- _WHAT IS BEING ASKED_: Retype the whole listing verbatim and keep the pictures out of it.

- _DATA PROVIDED_:
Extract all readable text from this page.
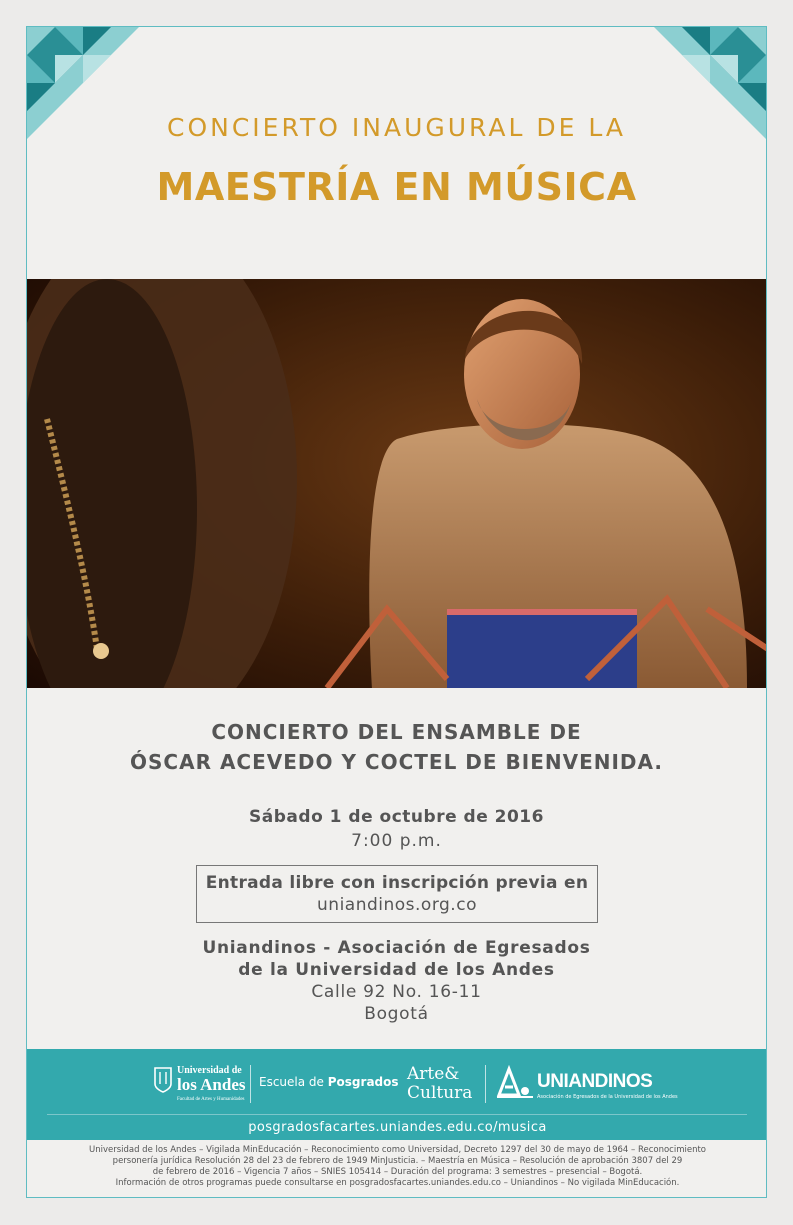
CONCIERTO INAUGURAL DE LA
MAESTRÍA EN MÚSICA
CONCIERTO DEL ENSAMBLE DE
ÓSCAR ACEVEDO Y COCTEL DE BIENVENIDA.
Sábado 1 de octubre de 2016
7:00 p.m.
Entrada libre con inscripción previa en
uniandinos.org.co
Uniandinos - Asociación de Egresados
de la Universidad de los Andes
Calle 92 No. 16-11
Bogotá
Universidad de
los Andes
Facultad de Artes y Humanidades
Escuela de Posgrados Arte&
Cultura
UNIANDINOS
Asociación de Egresados de la Universidad de los Andes
posgradosfacartes.uniandes.edu.co/musica
Universidad de los Andes – Vigilada MinEducación – Reconocimiento como Universidad, Decreto 1297 del 30 de mayo de 1964 – Reconocimiento
personería jurídica Resolución 28 del 23 de febrero de 1949 MinJusticia. – Maestría en Música – Resolución de aprobación 3807 del 29
de febrero de 2016 – Vigencia 7 años – SNIES 105414 – Duración del programa: 3 semestres – presencial – Bogotá.
Información de otros programas puede consultarse en posgradosfacartes.uniandes.edu.co – Uniandinos – No vigilada MinEducación.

- _OUTPUT BELOW_:
Extract all readable text from this page.
CONCIERTO INAUGURAL DE LA
MAESTRÍA EN MÚSICA
CONCIERTO DEL ENSAMBLE DE
ÓSCAR ACEVEDO Y COCTEL DE BIENVENIDA.
Sábado 1 de octubre de 2016
7:00 p.m.
Entrada libre con inscripción previa en
uniandinos.org.co
Uniandinos - Asociación de Egresados
de la Universidad de los Andes
Calle 92 No. 16-11
Bogotá
Universidad de
los Andes
Facultad de Artes y Humanidades
Escuela de Posgrados Arte&
Cultura
UNIANDINOS
Asociación de Egresados de la Universidad de los Andes
posgradosfacartes.uniandes.edu.co/musica
Universidad de los Andes – Vigilada MinEducación – Reconocimiento como Universidad, Decreto 1297 del 30 de mayo de 1964 – Reconocimiento
personería jurídica Resolución 28 del 23 de febrero de 1949 MinJusticia. – Maestría en Música – Resolución de aprobación 3807 del 29
de febrero de 2016 – Vigencia 7 años – SNIES 105414 – Duración del programa: 3 semestres – presencial – Bogotá.
Información de otros programas puede consultarse en posgradosfacartes.uniandes.edu.co – Uniandinos – No vigilada MinEducación.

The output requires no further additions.